Consider the records below. How many of their lines include the word "Bias"? State the number and nothing else.

(Dataset entries)
** BEGIN **

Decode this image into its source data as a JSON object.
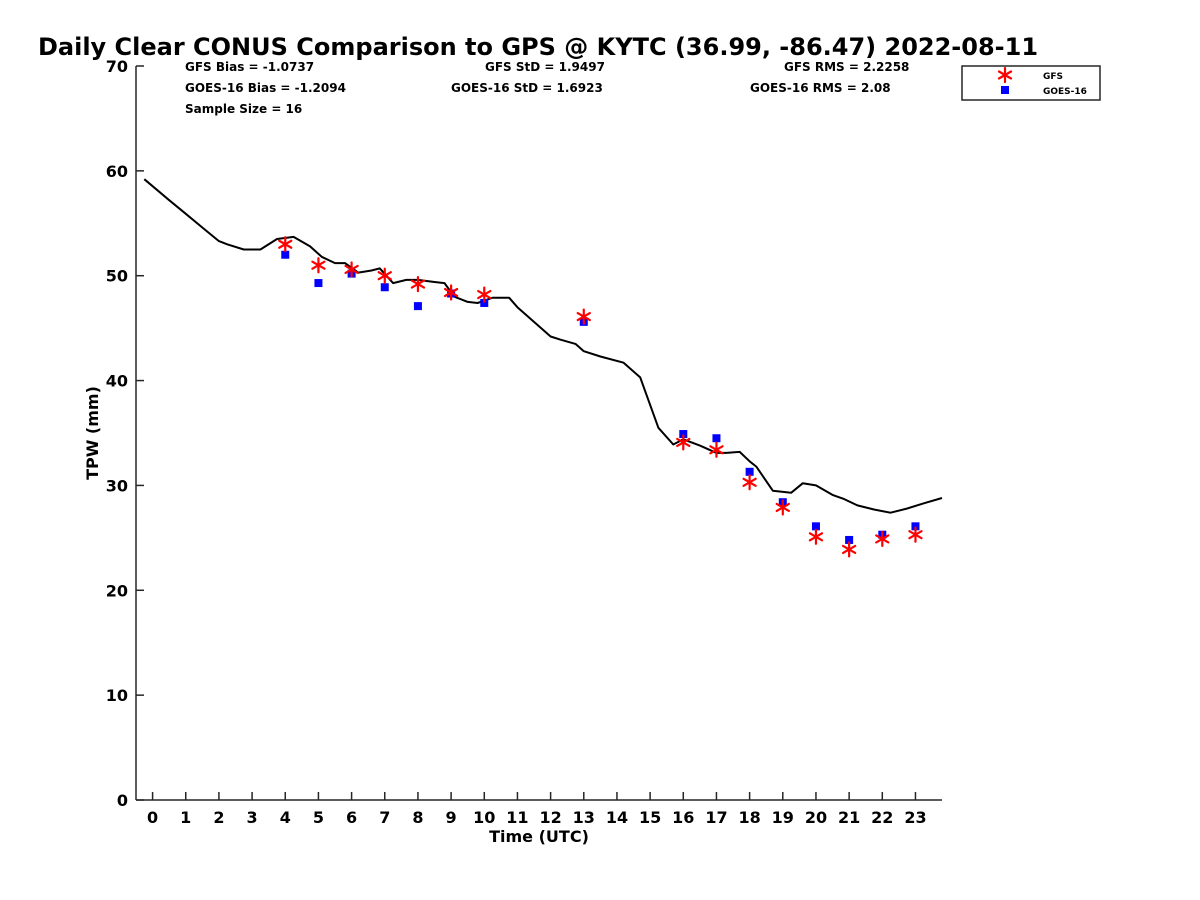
{
  "chart_data": {
    "type": "scatter",
    "title": "Daily Clear CONUS Comparison to GPS @ KYTC (36.99, -86.47) 2022-08-11",
    "xlabel": "Time (UTC)",
    "ylabel": "TPW (mm)",
    "xlim": [
      -0.5,
      23.8
    ],
    "ylim": [
      0,
      70
    ],
    "xticks": [
      0,
      1,
      2,
      3,
      4,
      5,
      6,
      7,
      8,
      9,
      10,
      11,
      12,
      13,
      14,
      15,
      16,
      17,
      18,
      19,
      20,
      21,
      22,
      23
    ],
    "yticks": [
      0,
      10,
      20,
      30,
      40,
      50,
      60,
      70
    ],
    "grid": false,
    "legend_position": "top-right",
    "stats": {
      "gfs_bias": "GFS Bias = -1.0737",
      "gfs_std": "GFS StD = 1.9497",
      "gfs_rms": "GFS RMS = 2.2258",
      "goes_bias": "GOES-16 Bias = -1.2094",
      "goes_std": "GOES-16 StD = 1.6923",
      "goes_rms": "GOES-16 RMS = 2.08",
      "sample_size": "Sample Size = 16"
    },
    "gps_line": {
      "x": [
        -0.25,
        0.5,
        1,
        1.5,
        2,
        2.25,
        2.75,
        3.25,
        3.75,
        4.25,
        4.75,
        5.1,
        5.5,
        5.8,
        6.2,
        6.6,
        6.85,
        7.25,
        7.65,
        8,
        8.5,
        8.8,
        9.1,
        9.5,
        9.8,
        10.25,
        10.75,
        11,
        11.5,
        12,
        12.3,
        12.75,
        13,
        13.5,
        14.2,
        14.7,
        15.25,
        15.7,
        16,
        16.5,
        17,
        17.3,
        17.7,
        18,
        18.2,
        18.7,
        19.25,
        19.6,
        20,
        20.5,
        20.85,
        21.25,
        21.75,
        22.25,
        22.75,
        23.25,
        23.8
      ],
      "y": [
        59.2,
        57.2,
        55.9,
        54.6,
        53.3,
        53.0,
        52.5,
        52.5,
        53.5,
        53.7,
        52.8,
        51.8,
        51.2,
        51.2,
        50.3,
        50.5,
        50.7,
        49.3,
        49.6,
        49.6,
        49.4,
        49.3,
        48.0,
        47.5,
        47.4,
        47.9,
        47.9,
        47.0,
        45.6,
        44.2,
        43.9,
        43.5,
        42.8,
        42.3,
        41.7,
        40.3,
        35.5,
        33.9,
        34.4,
        33.8,
        33.1,
        33.1,
        33.2,
        32.3,
        31.8,
        29.5,
        29.3,
        30.2,
        30.0,
        29.1,
        28.7,
        28.1,
        27.7,
        27.4,
        27.8,
        28.3,
        28.8
      ]
    },
    "series": [
      {
        "name": "GFS",
        "color": "#ff0000",
        "marker": "asterisk",
        "x": [
          4,
          5,
          6,
          7,
          8,
          9,
          10,
          13,
          16,
          17,
          18,
          19,
          20,
          21,
          22,
          23
        ],
        "y": [
          53.0,
          51.0,
          50.6,
          50.0,
          49.2,
          48.4,
          48.2,
          46.1,
          34.1,
          33.4,
          30.3,
          27.9,
          25.1,
          23.9,
          24.9,
          25.3
        ]
      },
      {
        "name": "GOES-16",
        "color": "#0000ff",
        "marker": "square",
        "x": [
          4,
          5,
          6,
          7,
          8,
          9,
          10,
          13,
          16,
          17,
          18,
          19,
          20,
          21,
          22,
          23
        ],
        "y": [
          52.0,
          49.3,
          50.2,
          48.9,
          47.1,
          48.3,
          47.4,
          45.6,
          34.9,
          34.5,
          31.3,
          28.4,
          26.1,
          24.8,
          25.3,
          26.1
        ]
      }
    ]
  }
}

** END **

Completed task » 2